Data items:
::::

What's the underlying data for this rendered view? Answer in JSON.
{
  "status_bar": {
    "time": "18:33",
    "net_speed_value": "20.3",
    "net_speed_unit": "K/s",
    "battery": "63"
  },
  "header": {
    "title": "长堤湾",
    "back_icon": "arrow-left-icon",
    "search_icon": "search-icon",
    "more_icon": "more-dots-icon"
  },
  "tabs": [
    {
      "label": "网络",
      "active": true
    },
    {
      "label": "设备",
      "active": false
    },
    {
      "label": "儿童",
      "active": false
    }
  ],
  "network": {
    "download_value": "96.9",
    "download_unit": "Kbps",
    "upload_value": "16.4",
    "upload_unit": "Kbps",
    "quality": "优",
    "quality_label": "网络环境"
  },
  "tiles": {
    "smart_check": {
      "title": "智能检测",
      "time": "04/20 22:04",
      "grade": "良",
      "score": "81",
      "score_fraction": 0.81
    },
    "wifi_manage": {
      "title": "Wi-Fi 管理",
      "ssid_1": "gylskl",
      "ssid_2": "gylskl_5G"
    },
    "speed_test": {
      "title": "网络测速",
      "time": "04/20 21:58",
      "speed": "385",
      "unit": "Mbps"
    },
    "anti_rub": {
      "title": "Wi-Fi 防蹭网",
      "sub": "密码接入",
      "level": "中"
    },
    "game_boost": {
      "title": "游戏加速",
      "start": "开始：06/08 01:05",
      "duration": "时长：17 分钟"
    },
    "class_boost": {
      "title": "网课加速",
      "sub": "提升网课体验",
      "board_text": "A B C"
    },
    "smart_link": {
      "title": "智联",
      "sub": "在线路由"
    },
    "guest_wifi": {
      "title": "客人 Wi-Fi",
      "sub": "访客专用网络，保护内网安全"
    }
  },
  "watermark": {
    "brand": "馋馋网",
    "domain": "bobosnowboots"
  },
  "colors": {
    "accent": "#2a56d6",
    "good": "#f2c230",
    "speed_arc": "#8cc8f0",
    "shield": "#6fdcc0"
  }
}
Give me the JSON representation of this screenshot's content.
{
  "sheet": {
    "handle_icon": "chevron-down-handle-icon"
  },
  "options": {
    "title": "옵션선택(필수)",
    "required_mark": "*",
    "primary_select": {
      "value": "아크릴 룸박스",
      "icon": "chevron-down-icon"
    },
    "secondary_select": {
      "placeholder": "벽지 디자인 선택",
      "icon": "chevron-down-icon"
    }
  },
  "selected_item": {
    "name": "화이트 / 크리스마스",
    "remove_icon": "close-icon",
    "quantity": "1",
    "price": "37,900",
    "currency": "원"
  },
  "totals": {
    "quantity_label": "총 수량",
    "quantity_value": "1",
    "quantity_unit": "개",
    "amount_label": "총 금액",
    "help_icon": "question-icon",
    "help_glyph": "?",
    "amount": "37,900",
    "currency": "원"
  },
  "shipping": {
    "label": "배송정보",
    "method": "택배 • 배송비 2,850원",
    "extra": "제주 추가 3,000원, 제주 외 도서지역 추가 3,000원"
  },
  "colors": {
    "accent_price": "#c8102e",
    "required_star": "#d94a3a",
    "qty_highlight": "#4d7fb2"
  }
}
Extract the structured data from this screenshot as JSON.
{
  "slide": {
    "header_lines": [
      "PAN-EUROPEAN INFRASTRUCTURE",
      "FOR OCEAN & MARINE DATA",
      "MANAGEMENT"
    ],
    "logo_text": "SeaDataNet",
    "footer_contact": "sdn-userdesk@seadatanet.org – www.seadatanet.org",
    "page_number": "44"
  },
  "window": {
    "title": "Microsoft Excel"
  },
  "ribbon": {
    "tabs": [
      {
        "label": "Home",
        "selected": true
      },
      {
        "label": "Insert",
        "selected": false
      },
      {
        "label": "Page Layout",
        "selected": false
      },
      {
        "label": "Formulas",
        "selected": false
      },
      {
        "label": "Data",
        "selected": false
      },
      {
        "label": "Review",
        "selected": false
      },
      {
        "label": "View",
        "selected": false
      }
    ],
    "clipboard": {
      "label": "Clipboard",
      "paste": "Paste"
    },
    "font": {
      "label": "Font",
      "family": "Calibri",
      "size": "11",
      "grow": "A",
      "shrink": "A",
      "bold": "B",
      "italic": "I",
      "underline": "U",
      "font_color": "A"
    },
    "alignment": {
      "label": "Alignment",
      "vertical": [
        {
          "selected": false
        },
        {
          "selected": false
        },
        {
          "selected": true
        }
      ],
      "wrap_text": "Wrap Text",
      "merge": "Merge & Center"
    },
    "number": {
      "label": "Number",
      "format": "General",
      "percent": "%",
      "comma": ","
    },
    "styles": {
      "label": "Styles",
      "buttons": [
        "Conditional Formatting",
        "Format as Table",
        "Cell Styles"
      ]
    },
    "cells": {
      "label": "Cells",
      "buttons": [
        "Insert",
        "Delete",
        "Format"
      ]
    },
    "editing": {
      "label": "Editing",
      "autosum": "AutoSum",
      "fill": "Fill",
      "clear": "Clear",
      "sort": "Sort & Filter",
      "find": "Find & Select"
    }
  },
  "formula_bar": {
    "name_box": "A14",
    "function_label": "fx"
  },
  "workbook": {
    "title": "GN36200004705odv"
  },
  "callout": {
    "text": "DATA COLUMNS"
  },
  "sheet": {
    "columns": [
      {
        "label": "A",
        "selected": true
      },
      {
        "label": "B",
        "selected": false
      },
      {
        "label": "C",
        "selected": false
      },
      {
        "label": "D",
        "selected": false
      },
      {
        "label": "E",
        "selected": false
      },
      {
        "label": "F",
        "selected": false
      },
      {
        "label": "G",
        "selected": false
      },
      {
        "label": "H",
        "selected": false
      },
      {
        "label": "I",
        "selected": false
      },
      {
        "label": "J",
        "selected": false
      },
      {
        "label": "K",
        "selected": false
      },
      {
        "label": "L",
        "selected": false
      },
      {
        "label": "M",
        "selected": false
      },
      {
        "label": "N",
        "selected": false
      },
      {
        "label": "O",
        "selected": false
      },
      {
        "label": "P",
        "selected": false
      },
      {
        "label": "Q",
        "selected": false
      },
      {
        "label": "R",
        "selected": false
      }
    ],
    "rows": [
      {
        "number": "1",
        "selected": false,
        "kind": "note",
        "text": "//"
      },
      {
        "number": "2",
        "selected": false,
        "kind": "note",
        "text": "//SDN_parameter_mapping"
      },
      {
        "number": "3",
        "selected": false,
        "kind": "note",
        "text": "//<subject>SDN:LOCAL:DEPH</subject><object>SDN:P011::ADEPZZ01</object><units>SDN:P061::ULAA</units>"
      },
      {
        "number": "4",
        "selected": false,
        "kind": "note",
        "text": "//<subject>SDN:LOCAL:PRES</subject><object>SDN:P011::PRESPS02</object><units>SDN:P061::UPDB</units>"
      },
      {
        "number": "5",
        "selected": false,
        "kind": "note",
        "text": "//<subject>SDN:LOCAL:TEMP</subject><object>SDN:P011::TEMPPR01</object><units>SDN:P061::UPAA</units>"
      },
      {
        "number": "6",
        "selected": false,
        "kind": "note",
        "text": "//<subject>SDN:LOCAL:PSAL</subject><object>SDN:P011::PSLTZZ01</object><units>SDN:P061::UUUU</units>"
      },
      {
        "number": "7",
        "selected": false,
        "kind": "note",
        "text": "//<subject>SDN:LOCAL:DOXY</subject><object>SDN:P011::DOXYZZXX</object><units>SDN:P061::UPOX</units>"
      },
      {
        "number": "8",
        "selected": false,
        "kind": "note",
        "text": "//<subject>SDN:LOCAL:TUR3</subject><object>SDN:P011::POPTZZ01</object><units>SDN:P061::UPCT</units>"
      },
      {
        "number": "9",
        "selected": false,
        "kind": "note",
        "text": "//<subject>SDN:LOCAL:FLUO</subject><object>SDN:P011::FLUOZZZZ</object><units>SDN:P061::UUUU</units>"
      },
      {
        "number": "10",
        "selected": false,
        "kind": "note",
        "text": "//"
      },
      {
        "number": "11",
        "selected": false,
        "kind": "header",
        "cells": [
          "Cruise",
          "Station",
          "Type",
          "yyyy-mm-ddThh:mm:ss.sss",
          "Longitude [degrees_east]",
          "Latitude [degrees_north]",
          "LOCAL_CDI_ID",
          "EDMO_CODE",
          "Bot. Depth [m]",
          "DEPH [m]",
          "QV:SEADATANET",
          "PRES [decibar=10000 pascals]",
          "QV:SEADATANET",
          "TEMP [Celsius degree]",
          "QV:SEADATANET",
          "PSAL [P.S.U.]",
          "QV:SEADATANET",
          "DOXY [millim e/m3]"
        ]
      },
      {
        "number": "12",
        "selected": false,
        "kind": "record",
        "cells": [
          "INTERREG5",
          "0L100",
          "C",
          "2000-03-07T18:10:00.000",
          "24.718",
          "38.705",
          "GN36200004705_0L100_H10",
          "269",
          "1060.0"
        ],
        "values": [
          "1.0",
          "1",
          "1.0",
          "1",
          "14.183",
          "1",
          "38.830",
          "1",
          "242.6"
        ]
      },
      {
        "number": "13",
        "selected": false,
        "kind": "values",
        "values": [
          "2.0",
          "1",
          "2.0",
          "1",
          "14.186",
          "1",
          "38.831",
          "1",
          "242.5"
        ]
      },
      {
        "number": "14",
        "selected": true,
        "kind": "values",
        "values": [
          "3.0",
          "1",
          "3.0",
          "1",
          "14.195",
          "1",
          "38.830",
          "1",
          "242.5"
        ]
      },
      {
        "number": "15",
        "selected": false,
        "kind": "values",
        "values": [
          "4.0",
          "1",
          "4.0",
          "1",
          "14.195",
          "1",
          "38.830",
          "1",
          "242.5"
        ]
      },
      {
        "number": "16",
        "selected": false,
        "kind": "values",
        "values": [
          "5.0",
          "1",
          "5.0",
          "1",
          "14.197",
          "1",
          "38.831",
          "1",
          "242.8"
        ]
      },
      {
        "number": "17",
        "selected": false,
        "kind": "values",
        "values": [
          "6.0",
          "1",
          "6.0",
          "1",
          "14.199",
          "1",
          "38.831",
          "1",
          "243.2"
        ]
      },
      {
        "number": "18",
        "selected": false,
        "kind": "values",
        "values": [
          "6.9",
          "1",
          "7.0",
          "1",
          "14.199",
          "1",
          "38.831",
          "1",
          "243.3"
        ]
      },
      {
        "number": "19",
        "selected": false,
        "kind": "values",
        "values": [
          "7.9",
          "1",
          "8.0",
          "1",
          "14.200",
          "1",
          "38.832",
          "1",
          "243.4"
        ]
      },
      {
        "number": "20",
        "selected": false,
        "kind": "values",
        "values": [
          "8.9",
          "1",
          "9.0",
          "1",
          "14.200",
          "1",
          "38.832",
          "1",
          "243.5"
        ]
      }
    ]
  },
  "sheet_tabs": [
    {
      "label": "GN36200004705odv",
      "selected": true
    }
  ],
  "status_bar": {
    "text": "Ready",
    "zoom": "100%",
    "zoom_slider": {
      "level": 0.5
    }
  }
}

::::

- **Written task**
Gather every line containing the word "PSAL" and copy it.

- **Written answer**
        "text": "//<subject>SDN:LOCAL:PSAL</subject><object>SDN:P011::PSLTZZ01</object><units>SDN:P061::UUUU</units>"
          "PSAL [P.S.U.]",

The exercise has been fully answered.